**Exercise:**
Will you print the material below without altering a single character?

***** Dataset entries *****

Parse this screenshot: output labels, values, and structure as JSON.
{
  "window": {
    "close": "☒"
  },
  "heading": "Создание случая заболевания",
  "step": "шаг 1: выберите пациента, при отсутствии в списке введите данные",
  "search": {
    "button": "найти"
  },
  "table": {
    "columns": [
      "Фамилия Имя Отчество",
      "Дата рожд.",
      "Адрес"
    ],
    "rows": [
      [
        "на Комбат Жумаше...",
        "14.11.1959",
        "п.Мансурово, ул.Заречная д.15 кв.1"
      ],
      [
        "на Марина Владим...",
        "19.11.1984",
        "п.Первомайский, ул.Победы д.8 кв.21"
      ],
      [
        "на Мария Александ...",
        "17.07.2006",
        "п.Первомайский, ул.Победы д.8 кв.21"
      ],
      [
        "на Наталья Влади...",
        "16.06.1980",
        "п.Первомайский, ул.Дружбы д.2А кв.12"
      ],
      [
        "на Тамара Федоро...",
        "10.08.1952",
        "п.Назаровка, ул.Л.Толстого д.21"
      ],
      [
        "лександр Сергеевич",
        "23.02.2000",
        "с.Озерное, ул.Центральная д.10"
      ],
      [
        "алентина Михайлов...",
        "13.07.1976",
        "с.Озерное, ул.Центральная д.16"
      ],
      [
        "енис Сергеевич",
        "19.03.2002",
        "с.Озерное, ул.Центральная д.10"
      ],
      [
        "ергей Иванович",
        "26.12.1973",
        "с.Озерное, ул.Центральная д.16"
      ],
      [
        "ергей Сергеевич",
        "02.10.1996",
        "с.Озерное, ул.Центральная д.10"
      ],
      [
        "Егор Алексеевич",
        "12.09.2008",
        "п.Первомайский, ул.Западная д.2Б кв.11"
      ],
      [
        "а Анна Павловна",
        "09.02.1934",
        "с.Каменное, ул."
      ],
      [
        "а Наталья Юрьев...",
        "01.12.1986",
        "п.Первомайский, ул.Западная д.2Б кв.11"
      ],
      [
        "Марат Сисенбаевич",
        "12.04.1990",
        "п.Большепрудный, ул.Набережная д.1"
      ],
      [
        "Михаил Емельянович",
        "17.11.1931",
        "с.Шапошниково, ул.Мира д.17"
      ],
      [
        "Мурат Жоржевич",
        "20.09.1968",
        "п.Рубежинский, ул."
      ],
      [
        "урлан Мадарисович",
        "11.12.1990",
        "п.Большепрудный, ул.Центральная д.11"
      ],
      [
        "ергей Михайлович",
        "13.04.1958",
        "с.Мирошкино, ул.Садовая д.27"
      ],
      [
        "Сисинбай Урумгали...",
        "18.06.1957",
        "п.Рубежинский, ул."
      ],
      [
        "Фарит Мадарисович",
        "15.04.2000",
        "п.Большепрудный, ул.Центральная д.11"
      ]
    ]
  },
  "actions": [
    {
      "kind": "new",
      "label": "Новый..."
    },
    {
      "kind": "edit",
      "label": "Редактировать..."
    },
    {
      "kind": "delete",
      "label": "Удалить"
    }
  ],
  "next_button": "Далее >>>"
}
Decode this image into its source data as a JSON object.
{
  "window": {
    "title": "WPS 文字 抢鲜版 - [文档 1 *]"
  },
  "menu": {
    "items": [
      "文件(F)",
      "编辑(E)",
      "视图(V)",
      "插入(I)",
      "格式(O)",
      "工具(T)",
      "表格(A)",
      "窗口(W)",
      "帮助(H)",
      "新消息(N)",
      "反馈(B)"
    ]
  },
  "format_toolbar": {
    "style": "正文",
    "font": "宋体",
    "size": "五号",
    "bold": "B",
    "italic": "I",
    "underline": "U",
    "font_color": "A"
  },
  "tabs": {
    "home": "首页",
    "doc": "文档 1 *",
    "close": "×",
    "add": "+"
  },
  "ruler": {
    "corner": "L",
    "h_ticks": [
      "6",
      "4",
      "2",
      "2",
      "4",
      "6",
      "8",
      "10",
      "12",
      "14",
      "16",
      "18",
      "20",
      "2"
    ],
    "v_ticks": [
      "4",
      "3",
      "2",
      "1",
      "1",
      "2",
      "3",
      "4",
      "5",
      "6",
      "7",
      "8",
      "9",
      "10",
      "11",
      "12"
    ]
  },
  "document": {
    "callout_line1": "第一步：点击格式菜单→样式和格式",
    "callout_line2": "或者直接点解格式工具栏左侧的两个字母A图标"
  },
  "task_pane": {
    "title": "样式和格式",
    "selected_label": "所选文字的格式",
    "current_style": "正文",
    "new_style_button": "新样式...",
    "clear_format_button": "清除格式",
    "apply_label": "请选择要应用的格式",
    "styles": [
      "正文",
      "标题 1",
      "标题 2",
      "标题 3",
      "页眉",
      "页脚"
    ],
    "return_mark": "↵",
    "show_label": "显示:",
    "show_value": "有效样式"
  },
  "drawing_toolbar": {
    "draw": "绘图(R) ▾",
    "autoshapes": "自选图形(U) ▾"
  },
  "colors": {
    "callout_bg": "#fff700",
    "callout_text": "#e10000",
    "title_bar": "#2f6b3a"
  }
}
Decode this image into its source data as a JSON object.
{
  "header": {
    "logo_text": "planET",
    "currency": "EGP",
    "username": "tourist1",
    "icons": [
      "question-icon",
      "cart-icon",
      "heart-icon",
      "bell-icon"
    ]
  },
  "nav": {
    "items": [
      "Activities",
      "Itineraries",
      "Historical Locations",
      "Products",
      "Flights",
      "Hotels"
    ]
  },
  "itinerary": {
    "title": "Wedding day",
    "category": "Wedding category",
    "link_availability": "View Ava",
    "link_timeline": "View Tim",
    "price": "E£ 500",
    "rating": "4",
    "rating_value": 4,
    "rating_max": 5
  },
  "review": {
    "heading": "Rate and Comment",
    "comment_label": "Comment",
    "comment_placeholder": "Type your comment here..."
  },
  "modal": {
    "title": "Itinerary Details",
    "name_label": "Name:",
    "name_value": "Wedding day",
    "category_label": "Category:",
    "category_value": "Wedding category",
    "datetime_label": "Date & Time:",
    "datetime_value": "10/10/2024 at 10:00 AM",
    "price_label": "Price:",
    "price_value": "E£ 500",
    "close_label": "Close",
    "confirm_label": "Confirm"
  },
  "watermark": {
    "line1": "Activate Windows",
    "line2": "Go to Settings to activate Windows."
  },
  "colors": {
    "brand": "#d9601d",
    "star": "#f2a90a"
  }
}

*****

**The answer:**
Parse this screenshot: output labels, values, and structure as JSON.
{
  "window": {
    "close": "☒"
  },
  "heading": "Создание случая заболевания",
  "step": "шаг 1: выберите пациента, при отсутствии в списке введите данные",
  "search": {
    "button": "найти"
  },
  "table": {
    "columns": [
      "Фамилия Имя Отчество",
      "Дата рожд.",
      "Адрес"
    ],
    "rows": [
      [
        "на Комбат Жумаше...",
        "14.11.1959",
        "п.Мансурово, ул.Заречная д.15 кв.1"
      ],
      [
        "на Марина Владим...",
        "19.11.1984",
        "п.Первомайский, ул.Победы д.8 кв.21"
      ],
      [
        "на Мария Александ...",
        "17.07.2006",
        "п.Первомайский, ул.Победы д.8 кв.21"
      ],
      [
        "на Наталья Влади...",
        "16.06.1980",
        "п.Первомайский, ул.Дружбы д.2А кв.12"
      ],
      [
        "на Тамара Федоро...",
        "10.08.1952",
        "п.Назаровка, ул.Л.Толстого д.21"
      ],
      [
        "лександр Сергеевич",
        "23.02.2000",
        "с.Озерное, ул.Центральная д.10"
      ],
      [
        "алентина Михайлов...",
        "13.07.1976",
        "с.Озерное, ул.Центральная д.16"
      ],
      [
        "енис Сергеевич",
        "19.03.2002",
        "с.Озерное, ул.Центральная д.10"
      ],
      [
        "ергей Иванович",
        "26.12.1973",
        "с.Озерное, ул.Центральная д.16"
      ],
      [
        "ергей Сергеевич",
        "02.10.1996",
        "с.Озерное, ул.Центральная д.10"
      ],
      [
        "Егор Алексеевич",
        "12.09.2008",
        "п.Первомайский, ул.Западная д.2Б кв.11"
      ],
      [
        "а Анна Павловна",
        "09.02.1934",
        "с.Каменное, ул."
      ],
      [
        "а Наталья Юрьев...",
        "01.12.1986",
        "п.Первомайский, ул.Западная д.2Б кв.11"
      ],
      [
        "Марат Сисенбаевич",
        "12.04.1990",
        "п.Большепрудный, ул.Набережная д.1"
      ],
      [
        "Михаил Емельянович",
        "17.11.1931",
        "с.Шапошниково, ул.Мира д.17"
      ],
      [
        "Мурат Жоржевич",
        "20.09.1968",
        "п.Рубежинский, ул."
      ],
      [
        "урлан Мадарисович",
        "11.12.1990",
        "п.Большепрудный, ул.Центральная д.11"
      ],
      [
        "ергей Михайлович",
        "13.04.1958",
        "с.Мирошкино, ул.Садовая д.27"
      ],
      [
        "Сисинбай Урумгали...",
        "18.06.1957",
        "п.Рубежинский, ул."
      ],
      [
        "Фарит Мадарисович",
        "15.04.2000",
        "п.Большепрудный, ул.Центральная д.11"
      ]
    ]
  },
  "actions": [
    {
      "kind": "new",
      "label": "Новый..."
    },
    {
      "kind": "edit",
      "label": "Редактировать..."
    },
    {
      "kind": "delete",
      "label": "Удалить"
    }
  ],
  "next_button": "Далее >>>"
}
Decode this image into its source data as a JSON object.
{
  "window": {
    "title": "WPS 文字 抢鲜版 - [文档 1 *]"
  },
  "menu": {
    "items": [
      "文件(F)",
      "编辑(E)",
      "视图(V)",
      "插入(I)",
      "格式(O)",
      "工具(T)",
      "表格(A)",
      "窗口(W)",
      "帮助(H)",
      "新消息(N)",
      "反馈(B)"
    ]
  },
  "format_toolbar": {
    "style": "正文",
    "font": "宋体",
    "size": "五号",
    "bold": "B",
    "italic": "I",
    "underline": "U",
    "font_color": "A"
  },
  "tabs": {
    "home": "首页",
    "doc": "文档 1 *",
    "close": "×",
    "add": "+"
  },
  "ruler": {
    "corner": "L",
    "h_ticks": [
      "6",
      "4",
      "2",
      "2",
      "4",
      "6",
      "8",
      "10",
      "12",
      "14",
      "16",
      "18",
      "20",
      "2"
    ],
    "v_ticks": [
      "4",
      "3",
      "2",
      "1",
      "1",
      "2",
      "3",
      "4",
      "5",
      "6",
      "7",
      "8",
      "9",
      "10",
      "11",
      "12"
    ]
  },
  "document": {
    "callout_line1": "第一步：点击格式菜单→样式和格式",
    "callout_line2": "或者直接点解格式工具栏左侧的两个字母A图标"
  },
  "task_pane": {
    "title": "样式和格式",
    "selected_label": "所选文字的格式",
    "current_style": "正文",
    "new_style_button": "新样式...",
    "clear_format_button": "清除格式",
    "apply_label": "请选择要应用的格式",
    "styles": [
      "正文",
      "标题 1",
      "标题 2",
      "标题 3",
      "页眉",
      "页脚"
    ],
    "return_mark": "↵",
    "show_label": "显示:",
    "show_value": "有效样式"
  },
  "drawing_toolbar": {
    "draw": "绘图(R) ▾",
    "autoshapes": "自选图形(U) ▾"
  },
  "colors": {
    "callout_bg": "#fff700",
    "callout_text": "#e10000",
    "title_bar": "#2f6b3a"
  }
}
Decode this image into its source data as a JSON object.
{
  "header": {
    "logo_text": "planET",
    "currency": "EGP",
    "username": "tourist1",
    "icons": [
      "question-icon",
      "cart-icon",
      "heart-icon",
      "bell-icon"
    ]
  },
  "nav": {
    "items": [
      "Activities",
      "Itineraries",
      "Historical Locations",
      "Products",
      "Flights",
      "Hotels"
    ]
  },
  "itinerary": {
    "title": "Wedding day",
    "category": "Wedding category",
    "link_availability": "View Ava",
    "link_timeline": "View Tim",
    "price": "E£ 500",
    "rating": "4",
    "rating_value": 4,
    "rating_max": 5
  },
  "review": {
    "heading": "Rate and Comment",
    "comment_label": "Comment",
    "comment_placeholder": "Type your comment here..."
  },
  "modal": {
    "title": "Itinerary Details",
    "name_label": "Name:",
    "name_value": "Wedding day",
    "category_label": "Category:",
    "category_value": "Wedding category",
    "datetime_label": "Date & Time:",
    "datetime_value": "10/10/2024 at 10:00 AM",
    "price_label": "Price:",
    "price_value": "E£ 500",
    "close_label": "Close",
    "confirm_label": "Confirm"
  },
  "watermark": {
    "line1": "Activate Windows",
    "line2": "Go to Settings to activate Windows."
  },
  "colors": {
    "brand": "#d9601d",
    "star": "#f2a90a"
  }
}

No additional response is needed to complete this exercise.